Stored rows:
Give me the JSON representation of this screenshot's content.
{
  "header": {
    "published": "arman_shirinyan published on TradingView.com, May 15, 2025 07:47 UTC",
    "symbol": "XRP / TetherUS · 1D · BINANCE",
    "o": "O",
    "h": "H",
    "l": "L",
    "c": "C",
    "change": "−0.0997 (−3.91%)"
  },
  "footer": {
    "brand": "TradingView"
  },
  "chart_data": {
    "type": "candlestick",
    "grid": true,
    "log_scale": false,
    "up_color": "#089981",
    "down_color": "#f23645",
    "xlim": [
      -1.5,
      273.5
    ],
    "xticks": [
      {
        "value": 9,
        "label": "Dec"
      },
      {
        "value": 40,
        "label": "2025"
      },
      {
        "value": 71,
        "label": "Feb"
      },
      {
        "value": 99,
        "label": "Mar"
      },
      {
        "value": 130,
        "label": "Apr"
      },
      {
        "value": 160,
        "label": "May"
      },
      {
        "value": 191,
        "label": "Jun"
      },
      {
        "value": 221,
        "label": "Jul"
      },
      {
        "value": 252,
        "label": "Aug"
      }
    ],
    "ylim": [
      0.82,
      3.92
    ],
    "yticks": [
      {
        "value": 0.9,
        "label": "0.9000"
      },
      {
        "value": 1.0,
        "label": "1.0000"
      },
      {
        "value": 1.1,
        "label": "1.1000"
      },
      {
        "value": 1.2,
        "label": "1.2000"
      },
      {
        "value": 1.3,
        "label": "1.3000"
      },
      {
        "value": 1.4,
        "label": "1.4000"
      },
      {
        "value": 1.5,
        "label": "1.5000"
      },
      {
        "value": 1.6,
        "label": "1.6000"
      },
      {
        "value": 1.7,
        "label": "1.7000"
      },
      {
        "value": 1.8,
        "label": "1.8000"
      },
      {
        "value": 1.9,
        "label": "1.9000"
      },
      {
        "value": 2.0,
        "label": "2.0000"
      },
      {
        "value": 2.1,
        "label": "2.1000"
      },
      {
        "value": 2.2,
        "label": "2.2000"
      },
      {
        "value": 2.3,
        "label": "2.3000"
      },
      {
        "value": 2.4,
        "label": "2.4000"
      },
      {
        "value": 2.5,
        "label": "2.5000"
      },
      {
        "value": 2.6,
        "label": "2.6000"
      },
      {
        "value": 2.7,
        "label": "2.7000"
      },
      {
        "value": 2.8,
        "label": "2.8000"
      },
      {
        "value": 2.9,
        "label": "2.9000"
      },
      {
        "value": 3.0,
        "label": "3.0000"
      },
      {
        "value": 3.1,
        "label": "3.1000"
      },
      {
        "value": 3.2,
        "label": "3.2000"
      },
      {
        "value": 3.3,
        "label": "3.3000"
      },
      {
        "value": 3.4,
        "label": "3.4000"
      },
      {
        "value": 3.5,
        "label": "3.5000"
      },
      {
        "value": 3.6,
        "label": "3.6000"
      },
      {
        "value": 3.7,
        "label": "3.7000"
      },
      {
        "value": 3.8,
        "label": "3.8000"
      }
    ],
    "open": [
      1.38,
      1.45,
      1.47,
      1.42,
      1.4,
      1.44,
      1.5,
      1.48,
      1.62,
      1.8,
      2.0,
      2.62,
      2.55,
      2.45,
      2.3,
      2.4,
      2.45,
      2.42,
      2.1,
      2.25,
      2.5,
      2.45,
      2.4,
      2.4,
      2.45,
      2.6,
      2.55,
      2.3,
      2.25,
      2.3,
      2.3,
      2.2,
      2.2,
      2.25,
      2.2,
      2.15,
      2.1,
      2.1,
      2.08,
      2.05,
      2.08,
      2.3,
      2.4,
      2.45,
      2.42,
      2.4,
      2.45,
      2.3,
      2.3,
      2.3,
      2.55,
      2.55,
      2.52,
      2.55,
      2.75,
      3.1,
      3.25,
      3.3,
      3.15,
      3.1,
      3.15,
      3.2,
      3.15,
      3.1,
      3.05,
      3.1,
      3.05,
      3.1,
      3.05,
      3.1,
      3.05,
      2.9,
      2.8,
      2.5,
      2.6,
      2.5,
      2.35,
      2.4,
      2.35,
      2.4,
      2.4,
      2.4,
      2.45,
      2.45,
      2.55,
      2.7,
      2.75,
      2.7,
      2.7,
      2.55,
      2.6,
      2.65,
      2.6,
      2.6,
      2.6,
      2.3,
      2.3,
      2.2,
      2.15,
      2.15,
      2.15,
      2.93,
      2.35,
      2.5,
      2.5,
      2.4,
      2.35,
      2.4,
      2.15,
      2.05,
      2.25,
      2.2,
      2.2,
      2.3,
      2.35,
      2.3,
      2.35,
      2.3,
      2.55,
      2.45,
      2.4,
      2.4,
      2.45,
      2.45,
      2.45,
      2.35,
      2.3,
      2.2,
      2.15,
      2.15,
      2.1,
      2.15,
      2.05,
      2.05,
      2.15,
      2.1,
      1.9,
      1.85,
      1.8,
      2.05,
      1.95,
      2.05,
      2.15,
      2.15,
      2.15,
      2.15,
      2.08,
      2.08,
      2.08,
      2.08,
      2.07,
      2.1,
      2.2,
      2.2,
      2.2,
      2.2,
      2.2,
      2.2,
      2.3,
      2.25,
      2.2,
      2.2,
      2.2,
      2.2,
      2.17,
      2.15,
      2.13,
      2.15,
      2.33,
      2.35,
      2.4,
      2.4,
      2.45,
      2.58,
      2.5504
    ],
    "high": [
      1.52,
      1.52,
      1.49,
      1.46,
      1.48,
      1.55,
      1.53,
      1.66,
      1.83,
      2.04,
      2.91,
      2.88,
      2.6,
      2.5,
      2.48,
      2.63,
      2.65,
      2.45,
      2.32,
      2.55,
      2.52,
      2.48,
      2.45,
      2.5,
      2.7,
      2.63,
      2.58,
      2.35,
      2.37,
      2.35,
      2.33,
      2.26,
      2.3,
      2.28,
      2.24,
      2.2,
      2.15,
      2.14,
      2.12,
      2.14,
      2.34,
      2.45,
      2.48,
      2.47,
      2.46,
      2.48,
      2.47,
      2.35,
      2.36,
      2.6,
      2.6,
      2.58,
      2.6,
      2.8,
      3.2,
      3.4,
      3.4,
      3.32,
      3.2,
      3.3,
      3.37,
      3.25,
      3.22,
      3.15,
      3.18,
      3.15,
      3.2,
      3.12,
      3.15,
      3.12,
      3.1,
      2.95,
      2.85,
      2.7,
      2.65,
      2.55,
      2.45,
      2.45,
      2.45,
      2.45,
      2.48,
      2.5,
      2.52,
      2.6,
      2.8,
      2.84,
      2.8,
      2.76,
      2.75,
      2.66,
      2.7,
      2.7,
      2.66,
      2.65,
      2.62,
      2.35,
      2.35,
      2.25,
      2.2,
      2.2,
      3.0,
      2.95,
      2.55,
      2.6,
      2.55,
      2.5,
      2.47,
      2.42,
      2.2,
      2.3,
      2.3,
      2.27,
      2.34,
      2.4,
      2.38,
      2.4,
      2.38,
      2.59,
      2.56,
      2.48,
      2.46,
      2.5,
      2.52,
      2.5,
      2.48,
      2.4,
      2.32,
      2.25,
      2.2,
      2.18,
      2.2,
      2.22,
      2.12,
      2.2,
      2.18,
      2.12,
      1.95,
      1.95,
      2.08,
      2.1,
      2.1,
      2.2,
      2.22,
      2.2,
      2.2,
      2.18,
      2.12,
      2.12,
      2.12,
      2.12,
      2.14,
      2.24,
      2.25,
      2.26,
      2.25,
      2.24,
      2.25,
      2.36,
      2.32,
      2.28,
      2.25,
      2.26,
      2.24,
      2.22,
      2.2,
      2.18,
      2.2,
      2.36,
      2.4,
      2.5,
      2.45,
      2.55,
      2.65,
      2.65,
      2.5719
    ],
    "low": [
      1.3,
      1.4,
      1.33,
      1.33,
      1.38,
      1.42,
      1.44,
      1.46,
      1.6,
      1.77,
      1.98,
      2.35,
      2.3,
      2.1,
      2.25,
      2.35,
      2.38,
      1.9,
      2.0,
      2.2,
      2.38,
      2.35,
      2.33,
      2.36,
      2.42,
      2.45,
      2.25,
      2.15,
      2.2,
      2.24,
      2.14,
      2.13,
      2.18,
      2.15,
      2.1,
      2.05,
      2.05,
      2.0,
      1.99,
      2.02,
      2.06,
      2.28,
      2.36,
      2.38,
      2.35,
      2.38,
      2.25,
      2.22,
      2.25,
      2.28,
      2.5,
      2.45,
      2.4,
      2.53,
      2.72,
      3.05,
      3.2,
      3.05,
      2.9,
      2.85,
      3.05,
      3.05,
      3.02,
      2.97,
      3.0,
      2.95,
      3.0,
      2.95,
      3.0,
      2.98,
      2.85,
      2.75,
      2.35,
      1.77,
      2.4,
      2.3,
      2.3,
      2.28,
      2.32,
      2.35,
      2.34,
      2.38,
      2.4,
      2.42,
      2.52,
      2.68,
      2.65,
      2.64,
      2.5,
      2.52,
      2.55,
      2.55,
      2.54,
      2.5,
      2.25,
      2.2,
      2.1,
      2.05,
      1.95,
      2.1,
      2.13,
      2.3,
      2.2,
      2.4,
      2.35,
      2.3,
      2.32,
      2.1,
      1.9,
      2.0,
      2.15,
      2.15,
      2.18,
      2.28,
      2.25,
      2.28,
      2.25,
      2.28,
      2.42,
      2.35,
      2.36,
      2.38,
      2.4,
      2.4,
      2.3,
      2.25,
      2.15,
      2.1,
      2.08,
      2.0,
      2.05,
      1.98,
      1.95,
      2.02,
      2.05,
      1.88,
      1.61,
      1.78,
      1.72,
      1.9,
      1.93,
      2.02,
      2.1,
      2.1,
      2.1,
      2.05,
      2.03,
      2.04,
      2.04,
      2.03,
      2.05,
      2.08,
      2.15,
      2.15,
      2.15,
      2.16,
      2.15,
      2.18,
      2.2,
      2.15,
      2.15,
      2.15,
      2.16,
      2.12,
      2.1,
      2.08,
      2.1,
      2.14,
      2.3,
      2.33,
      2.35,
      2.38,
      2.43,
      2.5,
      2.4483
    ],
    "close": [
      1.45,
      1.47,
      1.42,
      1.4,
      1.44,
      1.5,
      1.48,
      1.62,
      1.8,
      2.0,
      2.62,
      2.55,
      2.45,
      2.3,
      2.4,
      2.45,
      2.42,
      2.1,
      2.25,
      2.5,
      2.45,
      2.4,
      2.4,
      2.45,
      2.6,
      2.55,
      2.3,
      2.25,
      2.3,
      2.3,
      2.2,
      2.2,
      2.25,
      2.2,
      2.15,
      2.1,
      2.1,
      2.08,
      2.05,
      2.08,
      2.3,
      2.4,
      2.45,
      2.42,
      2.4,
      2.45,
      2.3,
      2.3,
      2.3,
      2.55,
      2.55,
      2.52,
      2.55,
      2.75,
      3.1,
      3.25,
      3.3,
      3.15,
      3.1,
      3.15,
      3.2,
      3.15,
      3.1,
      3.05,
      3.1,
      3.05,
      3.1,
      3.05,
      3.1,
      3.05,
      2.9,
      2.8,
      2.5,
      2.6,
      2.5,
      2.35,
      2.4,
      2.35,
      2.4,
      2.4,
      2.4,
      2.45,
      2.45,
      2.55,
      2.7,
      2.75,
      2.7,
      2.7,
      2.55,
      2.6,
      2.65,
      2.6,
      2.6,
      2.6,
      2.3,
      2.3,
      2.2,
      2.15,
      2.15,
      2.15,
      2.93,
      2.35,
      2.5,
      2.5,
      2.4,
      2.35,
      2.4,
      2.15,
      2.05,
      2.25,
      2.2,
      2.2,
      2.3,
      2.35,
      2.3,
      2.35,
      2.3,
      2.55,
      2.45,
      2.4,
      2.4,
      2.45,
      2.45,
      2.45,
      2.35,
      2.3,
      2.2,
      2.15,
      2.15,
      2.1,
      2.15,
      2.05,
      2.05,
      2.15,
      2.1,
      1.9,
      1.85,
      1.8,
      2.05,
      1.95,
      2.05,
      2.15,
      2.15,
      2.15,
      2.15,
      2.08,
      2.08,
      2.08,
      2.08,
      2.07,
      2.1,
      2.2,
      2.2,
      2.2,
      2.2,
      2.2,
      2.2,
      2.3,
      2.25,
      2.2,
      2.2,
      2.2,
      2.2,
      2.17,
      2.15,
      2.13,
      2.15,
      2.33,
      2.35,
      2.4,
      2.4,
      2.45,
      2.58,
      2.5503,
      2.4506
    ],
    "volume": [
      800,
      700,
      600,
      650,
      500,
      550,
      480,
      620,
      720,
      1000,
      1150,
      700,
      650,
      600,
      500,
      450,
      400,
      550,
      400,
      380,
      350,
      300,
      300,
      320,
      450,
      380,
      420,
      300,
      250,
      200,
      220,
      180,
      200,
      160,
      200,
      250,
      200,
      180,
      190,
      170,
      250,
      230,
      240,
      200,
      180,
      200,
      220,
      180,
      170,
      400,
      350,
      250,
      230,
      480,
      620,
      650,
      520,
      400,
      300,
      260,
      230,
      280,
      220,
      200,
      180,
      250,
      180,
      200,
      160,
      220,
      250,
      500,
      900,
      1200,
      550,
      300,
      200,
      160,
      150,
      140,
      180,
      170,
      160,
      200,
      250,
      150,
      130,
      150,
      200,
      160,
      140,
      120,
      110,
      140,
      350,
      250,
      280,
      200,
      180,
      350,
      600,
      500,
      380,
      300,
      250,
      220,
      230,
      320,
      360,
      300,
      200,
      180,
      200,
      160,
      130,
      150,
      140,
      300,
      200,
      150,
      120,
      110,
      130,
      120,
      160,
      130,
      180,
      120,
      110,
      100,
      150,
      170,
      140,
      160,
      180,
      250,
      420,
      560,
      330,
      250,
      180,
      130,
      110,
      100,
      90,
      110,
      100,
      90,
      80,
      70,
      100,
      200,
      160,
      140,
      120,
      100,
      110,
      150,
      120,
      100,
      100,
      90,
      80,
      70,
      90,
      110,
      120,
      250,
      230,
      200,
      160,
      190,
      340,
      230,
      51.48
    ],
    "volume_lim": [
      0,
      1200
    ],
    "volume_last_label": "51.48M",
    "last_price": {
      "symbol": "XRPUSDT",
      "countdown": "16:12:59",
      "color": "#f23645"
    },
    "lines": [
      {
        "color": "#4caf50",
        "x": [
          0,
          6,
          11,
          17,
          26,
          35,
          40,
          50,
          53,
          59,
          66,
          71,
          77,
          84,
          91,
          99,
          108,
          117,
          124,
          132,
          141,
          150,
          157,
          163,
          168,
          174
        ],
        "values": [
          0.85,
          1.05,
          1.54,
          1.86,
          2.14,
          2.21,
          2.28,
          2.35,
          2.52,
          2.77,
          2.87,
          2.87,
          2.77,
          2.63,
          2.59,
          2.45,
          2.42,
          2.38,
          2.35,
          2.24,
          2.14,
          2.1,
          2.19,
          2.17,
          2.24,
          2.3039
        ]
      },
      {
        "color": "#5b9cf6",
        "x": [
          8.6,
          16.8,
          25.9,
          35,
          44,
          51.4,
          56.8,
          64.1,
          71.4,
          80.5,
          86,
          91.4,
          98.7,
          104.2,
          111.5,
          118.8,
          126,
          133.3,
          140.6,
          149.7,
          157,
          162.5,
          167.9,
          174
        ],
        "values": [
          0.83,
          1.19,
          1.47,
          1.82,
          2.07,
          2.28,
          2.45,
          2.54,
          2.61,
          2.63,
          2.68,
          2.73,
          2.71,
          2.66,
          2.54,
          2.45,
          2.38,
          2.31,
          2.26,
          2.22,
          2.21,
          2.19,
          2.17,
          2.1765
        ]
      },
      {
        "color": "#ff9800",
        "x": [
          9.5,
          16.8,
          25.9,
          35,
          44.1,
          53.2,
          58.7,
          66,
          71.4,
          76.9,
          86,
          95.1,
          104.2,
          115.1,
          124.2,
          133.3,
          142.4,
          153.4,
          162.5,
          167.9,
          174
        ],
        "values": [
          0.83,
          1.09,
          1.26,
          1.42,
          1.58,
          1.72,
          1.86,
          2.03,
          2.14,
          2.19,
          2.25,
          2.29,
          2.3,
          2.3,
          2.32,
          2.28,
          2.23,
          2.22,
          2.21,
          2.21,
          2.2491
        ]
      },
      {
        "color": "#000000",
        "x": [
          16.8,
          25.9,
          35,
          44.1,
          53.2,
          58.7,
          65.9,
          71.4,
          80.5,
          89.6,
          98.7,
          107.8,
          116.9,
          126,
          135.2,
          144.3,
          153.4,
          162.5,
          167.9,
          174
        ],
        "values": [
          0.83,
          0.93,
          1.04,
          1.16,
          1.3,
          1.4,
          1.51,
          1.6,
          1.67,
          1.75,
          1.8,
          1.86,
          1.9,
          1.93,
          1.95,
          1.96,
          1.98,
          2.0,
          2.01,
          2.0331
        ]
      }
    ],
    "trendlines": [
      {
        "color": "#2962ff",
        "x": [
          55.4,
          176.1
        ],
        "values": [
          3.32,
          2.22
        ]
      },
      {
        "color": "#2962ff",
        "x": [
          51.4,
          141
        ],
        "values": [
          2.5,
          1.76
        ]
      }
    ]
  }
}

What you should do: Check each line above for "symbol" and return the ones that have it.

Result for this exercise:
    "symbol": "XRP / TetherUS · 1D · BINANCE",
      "symbol": "XRPUSDT",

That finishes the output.